◆ **Exercise prompt**: Pick out each line containing the string "ambient" and copy it.

* BEGIN Source material *

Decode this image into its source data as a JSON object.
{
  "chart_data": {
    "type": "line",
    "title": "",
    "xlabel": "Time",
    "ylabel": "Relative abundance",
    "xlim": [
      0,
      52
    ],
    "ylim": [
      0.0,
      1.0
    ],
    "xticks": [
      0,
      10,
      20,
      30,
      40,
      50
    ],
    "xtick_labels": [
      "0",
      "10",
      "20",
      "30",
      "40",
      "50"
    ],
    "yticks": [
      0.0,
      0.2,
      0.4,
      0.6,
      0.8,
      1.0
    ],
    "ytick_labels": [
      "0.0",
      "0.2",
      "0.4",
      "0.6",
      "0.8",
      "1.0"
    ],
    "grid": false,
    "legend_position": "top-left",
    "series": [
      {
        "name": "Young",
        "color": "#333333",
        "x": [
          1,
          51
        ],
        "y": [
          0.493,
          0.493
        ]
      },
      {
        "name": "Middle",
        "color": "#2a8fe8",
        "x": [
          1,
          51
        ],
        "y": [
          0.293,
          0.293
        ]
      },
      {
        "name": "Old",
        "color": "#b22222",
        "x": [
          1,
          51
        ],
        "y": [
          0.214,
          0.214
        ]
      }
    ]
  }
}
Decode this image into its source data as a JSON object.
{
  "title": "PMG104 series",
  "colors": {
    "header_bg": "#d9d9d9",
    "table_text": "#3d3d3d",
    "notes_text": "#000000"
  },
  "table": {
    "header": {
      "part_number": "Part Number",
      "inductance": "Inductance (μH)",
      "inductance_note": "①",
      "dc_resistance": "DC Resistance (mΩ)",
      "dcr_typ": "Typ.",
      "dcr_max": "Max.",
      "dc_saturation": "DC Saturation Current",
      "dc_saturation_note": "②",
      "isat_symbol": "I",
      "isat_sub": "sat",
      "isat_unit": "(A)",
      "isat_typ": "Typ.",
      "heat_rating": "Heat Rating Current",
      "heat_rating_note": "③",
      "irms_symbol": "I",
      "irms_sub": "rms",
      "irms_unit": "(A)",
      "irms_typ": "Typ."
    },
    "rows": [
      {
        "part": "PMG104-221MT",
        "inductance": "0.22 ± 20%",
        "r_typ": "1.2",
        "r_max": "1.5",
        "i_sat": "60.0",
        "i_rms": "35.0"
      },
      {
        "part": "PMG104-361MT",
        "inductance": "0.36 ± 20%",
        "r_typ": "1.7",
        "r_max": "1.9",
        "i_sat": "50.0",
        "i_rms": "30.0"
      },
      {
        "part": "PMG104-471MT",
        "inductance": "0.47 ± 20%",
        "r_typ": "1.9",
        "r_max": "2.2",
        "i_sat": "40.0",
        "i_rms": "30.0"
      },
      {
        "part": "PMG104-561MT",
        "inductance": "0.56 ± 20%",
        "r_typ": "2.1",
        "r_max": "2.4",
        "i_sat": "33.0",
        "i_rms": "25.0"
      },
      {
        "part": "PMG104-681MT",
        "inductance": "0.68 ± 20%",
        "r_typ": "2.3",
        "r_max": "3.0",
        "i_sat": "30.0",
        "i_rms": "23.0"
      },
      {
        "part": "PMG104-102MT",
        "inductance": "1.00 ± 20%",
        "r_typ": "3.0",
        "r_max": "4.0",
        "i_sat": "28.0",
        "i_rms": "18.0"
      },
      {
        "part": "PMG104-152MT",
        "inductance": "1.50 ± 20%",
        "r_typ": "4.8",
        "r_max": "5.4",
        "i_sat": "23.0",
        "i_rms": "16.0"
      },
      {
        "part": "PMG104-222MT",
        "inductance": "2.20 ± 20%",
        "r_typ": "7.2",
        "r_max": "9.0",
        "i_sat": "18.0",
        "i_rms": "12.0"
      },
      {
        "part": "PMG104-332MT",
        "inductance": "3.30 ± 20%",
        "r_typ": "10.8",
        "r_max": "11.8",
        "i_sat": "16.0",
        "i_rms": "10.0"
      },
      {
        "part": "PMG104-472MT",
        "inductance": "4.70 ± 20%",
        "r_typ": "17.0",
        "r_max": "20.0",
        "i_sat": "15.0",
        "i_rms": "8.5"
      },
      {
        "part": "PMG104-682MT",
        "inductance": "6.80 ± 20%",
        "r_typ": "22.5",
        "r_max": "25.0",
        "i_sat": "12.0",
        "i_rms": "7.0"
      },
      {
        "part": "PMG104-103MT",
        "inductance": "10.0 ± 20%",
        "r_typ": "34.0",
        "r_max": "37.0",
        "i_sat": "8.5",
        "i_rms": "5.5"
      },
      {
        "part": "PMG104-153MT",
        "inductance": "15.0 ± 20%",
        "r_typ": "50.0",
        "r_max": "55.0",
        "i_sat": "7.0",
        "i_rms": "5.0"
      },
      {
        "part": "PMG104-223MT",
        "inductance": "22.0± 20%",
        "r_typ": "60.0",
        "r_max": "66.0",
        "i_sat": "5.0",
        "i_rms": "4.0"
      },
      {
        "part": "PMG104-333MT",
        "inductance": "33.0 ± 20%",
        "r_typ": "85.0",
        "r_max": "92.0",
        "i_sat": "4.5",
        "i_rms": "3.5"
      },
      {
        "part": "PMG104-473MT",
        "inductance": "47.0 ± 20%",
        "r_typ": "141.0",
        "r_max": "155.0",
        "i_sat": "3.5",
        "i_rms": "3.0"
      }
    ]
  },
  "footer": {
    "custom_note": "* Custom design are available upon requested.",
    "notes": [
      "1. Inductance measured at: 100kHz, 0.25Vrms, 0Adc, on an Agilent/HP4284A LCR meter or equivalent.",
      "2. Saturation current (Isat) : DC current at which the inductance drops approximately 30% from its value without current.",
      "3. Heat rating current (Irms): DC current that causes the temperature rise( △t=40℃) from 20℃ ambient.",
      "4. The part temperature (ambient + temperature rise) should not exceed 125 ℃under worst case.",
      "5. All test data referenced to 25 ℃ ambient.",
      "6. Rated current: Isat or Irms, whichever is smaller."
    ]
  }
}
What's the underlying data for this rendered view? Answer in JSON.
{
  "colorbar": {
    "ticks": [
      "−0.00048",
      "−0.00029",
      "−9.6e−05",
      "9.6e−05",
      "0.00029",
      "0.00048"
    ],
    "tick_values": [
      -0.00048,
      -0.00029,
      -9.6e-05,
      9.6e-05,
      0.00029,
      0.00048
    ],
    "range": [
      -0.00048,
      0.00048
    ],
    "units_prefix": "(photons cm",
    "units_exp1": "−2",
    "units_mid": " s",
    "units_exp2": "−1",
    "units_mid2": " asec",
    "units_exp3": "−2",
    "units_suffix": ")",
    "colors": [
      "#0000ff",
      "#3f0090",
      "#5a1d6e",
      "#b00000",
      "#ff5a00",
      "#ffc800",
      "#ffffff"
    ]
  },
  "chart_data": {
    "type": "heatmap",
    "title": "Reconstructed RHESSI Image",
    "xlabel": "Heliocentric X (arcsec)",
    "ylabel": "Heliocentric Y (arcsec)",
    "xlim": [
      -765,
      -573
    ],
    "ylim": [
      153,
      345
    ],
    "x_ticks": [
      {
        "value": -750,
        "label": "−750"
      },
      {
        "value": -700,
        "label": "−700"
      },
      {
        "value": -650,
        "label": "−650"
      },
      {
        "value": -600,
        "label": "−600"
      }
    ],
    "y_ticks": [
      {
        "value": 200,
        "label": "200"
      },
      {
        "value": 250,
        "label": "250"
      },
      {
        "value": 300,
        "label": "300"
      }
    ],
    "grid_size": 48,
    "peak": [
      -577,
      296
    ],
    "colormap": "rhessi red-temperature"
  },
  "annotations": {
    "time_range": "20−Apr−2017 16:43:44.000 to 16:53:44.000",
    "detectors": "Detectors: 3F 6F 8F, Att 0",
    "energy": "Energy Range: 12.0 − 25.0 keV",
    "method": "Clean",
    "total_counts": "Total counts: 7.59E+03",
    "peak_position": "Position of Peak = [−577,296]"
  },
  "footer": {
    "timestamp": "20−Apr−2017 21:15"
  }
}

* END Source material *

◆ **The output**:
      "3. Heat rating current (Irms): DC current that causes the temperature rise( △t=40℃) from 20℃ ambient.",
      "4. The part temperature (ambient + temperature rise) should not exceed 125 ℃under worst case.",
      "5. All test data referenced to 25 ℃ ambient.",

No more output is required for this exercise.